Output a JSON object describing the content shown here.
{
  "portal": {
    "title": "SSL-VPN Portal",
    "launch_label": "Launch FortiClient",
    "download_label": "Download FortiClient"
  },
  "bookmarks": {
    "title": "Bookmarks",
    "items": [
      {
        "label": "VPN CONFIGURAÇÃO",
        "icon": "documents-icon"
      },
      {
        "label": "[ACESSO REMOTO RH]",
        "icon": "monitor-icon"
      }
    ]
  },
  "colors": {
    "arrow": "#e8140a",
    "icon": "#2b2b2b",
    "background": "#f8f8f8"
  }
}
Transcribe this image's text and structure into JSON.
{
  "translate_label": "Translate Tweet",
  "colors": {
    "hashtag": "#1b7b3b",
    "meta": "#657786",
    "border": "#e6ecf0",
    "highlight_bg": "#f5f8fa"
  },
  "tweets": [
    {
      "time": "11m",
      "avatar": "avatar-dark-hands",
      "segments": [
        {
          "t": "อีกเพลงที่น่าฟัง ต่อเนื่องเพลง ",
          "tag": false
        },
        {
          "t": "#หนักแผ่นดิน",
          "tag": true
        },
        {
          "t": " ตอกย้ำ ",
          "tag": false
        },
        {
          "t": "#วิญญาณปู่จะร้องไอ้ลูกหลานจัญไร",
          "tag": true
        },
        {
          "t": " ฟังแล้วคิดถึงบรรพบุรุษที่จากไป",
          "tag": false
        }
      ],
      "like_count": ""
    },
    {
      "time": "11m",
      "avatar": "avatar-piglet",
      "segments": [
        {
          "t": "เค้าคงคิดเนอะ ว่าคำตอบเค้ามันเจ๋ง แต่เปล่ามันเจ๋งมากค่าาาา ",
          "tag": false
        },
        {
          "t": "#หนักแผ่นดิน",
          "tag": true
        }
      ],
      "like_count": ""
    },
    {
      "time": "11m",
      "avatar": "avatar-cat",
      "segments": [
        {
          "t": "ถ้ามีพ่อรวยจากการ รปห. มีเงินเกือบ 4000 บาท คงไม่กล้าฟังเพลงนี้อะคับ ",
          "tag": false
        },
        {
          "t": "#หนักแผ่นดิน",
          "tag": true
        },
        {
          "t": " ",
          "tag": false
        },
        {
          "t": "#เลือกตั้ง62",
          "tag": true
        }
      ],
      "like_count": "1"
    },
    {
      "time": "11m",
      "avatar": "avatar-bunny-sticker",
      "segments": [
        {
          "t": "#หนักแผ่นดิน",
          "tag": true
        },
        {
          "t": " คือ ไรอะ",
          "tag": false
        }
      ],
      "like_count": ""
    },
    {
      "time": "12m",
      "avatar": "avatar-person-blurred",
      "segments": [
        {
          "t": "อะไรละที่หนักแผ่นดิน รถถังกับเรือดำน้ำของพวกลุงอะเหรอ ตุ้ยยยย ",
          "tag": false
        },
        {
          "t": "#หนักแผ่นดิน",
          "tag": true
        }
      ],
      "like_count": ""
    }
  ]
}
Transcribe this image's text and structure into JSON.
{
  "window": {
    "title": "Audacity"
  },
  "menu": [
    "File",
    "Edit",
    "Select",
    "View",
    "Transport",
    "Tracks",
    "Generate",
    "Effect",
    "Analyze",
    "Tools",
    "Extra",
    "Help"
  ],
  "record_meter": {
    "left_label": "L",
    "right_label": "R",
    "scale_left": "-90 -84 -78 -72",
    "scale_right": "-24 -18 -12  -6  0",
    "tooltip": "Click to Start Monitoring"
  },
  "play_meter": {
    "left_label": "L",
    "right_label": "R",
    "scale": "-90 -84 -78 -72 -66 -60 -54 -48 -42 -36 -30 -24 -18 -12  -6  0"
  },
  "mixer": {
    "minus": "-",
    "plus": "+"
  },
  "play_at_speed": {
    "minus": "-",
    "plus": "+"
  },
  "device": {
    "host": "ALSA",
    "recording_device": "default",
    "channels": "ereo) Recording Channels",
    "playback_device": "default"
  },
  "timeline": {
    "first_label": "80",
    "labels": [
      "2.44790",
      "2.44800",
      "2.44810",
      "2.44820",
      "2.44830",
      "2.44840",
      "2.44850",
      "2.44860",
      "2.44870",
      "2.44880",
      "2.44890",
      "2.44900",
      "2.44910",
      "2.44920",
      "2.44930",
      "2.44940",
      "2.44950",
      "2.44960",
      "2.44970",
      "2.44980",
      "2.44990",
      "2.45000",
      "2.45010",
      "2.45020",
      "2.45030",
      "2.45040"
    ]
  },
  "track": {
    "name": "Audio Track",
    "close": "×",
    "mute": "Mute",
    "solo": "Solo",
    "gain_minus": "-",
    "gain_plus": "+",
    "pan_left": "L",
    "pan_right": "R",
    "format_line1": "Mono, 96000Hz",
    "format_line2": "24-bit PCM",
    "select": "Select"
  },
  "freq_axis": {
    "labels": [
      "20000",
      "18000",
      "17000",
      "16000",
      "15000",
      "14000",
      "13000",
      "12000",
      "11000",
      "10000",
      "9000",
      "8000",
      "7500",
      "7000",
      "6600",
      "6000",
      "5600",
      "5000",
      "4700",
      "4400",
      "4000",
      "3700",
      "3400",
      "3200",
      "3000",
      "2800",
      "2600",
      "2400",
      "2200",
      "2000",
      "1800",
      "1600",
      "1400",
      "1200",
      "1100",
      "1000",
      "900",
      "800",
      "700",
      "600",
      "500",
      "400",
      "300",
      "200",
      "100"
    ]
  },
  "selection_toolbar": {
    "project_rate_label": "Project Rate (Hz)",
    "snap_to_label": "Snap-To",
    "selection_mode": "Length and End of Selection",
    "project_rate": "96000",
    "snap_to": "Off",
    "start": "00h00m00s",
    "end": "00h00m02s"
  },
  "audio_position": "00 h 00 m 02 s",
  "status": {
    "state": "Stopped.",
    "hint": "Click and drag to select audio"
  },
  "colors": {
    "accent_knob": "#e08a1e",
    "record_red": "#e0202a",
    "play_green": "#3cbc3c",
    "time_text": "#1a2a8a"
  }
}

■ TASK PROMPT ■
Repeat the records above exactly as they appear.

■ RESULT FOR THIS EXERCISE ■
Output a JSON object describing the content shown here.
{
  "portal": {
    "title": "SSL-VPN Portal",
    "launch_label": "Launch FortiClient",
    "download_label": "Download FortiClient"
  },
  "bookmarks": {
    "title": "Bookmarks",
    "items": [
      {
        "label": "VPN CONFIGURAÇÃO",
        "icon": "documents-icon"
      },
      {
        "label": "[ACESSO REMOTO RH]",
        "icon": "monitor-icon"
      }
    ]
  },
  "colors": {
    "arrow": "#e8140a",
    "icon": "#2b2b2b",
    "background": "#f8f8f8"
  }
}
Transcribe this image's text and structure into JSON.
{
  "translate_label": "Translate Tweet",
  "colors": {
    "hashtag": "#1b7b3b",
    "meta": "#657786",
    "border": "#e6ecf0",
    "highlight_bg": "#f5f8fa"
  },
  "tweets": [
    {
      "time": "11m",
      "avatar": "avatar-dark-hands",
      "segments": [
        {
          "t": "อีกเพลงที่น่าฟัง ต่อเนื่องเพลง ",
          "tag": false
        },
        {
          "t": "#หนักแผ่นดิน",
          "tag": true
        },
        {
          "t": " ตอกย้ำ ",
          "tag": false
        },
        {
          "t": "#วิญญาณปู่จะร้องไอ้ลูกหลานจัญไร",
          "tag": true
        },
        {
          "t": " ฟังแล้วคิดถึงบรรพบุรุษที่จากไป",
          "tag": false
        }
      ],
      "like_count": ""
    },
    {
      "time": "11m",
      "avatar": "avatar-piglet",
      "segments": [
        {
          "t": "เค้าคงคิดเนอะ ว่าคำตอบเค้ามันเจ๋ง แต่เปล่ามันเจ๋งมากค่าาาา ",
          "tag": false
        },
        {
          "t": "#หนักแผ่นดิน",
          "tag": true
        }
      ],
      "like_count": ""
    },
    {
      "time": "11m",
      "avatar": "avatar-cat",
      "segments": [
        {
          "t": "ถ้ามีพ่อรวยจากการ รปห. มีเงินเกือบ 4000 บาท คงไม่กล้าฟังเพลงนี้อะคับ ",
          "tag": false
        },
        {
          "t": "#หนักแผ่นดิน",
          "tag": true
        },
        {
          "t": " ",
          "tag": false
        },
        {
          "t": "#เลือกตั้ง62",
          "tag": true
        }
      ],
      "like_count": "1"
    },
    {
      "time": "11m",
      "avatar": "avatar-bunny-sticker",
      "segments": [
        {
          "t": "#หนักแผ่นดิน",
          "tag": true
        },
        {
          "t": " คือ ไรอะ",
          "tag": false
        }
      ],
      "like_count": ""
    },
    {
      "time": "12m",
      "avatar": "avatar-person-blurred",
      "segments": [
        {
          "t": "อะไรละที่หนักแผ่นดิน รถถังกับเรือดำน้ำของพวกลุงอะเหรอ ตุ้ยยยย ",
          "tag": false
        },
        {
          "t": "#หนักแผ่นดิน",
          "tag": true
        }
      ],
      "like_count": ""
    }
  ]
}
Transcribe this image's text and structure into JSON.
{
  "window": {
    "title": "Audacity"
  },
  "menu": [
    "File",
    "Edit",
    "Select",
    "View",
    "Transport",
    "Tracks",
    "Generate",
    "Effect",
    "Analyze",
    "Tools",
    "Extra",
    "Help"
  ],
  "record_meter": {
    "left_label": "L",
    "right_label": "R",
    "scale_left": "-90 -84 -78 -72",
    "scale_right": "-24 -18 -12  -6  0",
    "tooltip": "Click to Start Monitoring"
  },
  "play_meter": {
    "left_label": "L",
    "right_label": "R",
    "scale": "-90 -84 -78 -72 -66 -60 -54 -48 -42 -36 -30 -24 -18 -12  -6  0"
  },
  "mixer": {
    "minus": "-",
    "plus": "+"
  },
  "play_at_speed": {
    "minus": "-",
    "plus": "+"
  },
  "device": {
    "host": "ALSA",
    "recording_device": "default",
    "channels": "ereo) Recording Channels",
    "playback_device": "default"
  },
  "timeline": {
    "first_label": "80",
    "labels": [
      "2.44790",
      "2.44800",
      "2.44810",
      "2.44820",
      "2.44830",
      "2.44840",
      "2.44850",
      "2.44860",
      "2.44870",
      "2.44880",
      "2.44890",
      "2.44900",
      "2.44910",
      "2.44920",
      "2.44930",
      "2.44940",
      "2.44950",
      "2.44960",
      "2.44970",
      "2.44980",
      "2.44990",
      "2.45000",
      "2.45010",
      "2.45020",
      "2.45030",
      "2.45040"
    ]
  },
  "track": {
    "name": "Audio Track",
    "close": "×",
    "mute": "Mute",
    "solo": "Solo",
    "gain_minus": "-",
    "gain_plus": "+",
    "pan_left": "L",
    "pan_right": "R",
    "format_line1": "Mono, 96000Hz",
    "format_line2": "24-bit PCM",
    "select": "Select"
  },
  "freq_axis": {
    "labels": [
      "20000",
      "18000",
      "17000",
      "16000",
      "15000",
      "14000",
      "13000",
      "12000",
      "11000",
      "10000",
      "9000",
      "8000",
      "7500",
      "7000",
      "6600",
      "6000",
      "5600",
      "5000",
      "4700",
      "4400",
      "4000",
      "3700",
      "3400",
      "3200",
      "3000",
      "2800",
      "2600",
      "2400",
      "2200",
      "2000",
      "1800",
      "1600",
      "1400",
      "1200",
      "1100",
      "1000",
      "900",
      "800",
      "700",
      "600",
      "500",
      "400",
      "300",
      "200",
      "100"
    ]
  },
  "selection_toolbar": {
    "project_rate_label": "Project Rate (Hz)",
    "snap_to_label": "Snap-To",
    "selection_mode": "Length and End of Selection",
    "project_rate": "96000",
    "snap_to": "Off",
    "start": "00h00m00s",
    "end": "00h00m02s"
  },
  "audio_position": "00 h 00 m 02 s",
  "status": {
    "state": "Stopped.",
    "hint": "Click and drag to select audio"
  },
  "colors": {
    "accent_knob": "#e08a1e",
    "record_red": "#e0202a",
    "play_green": "#3cbc3c",
    "time_text": "#1a2a8a"
  }
}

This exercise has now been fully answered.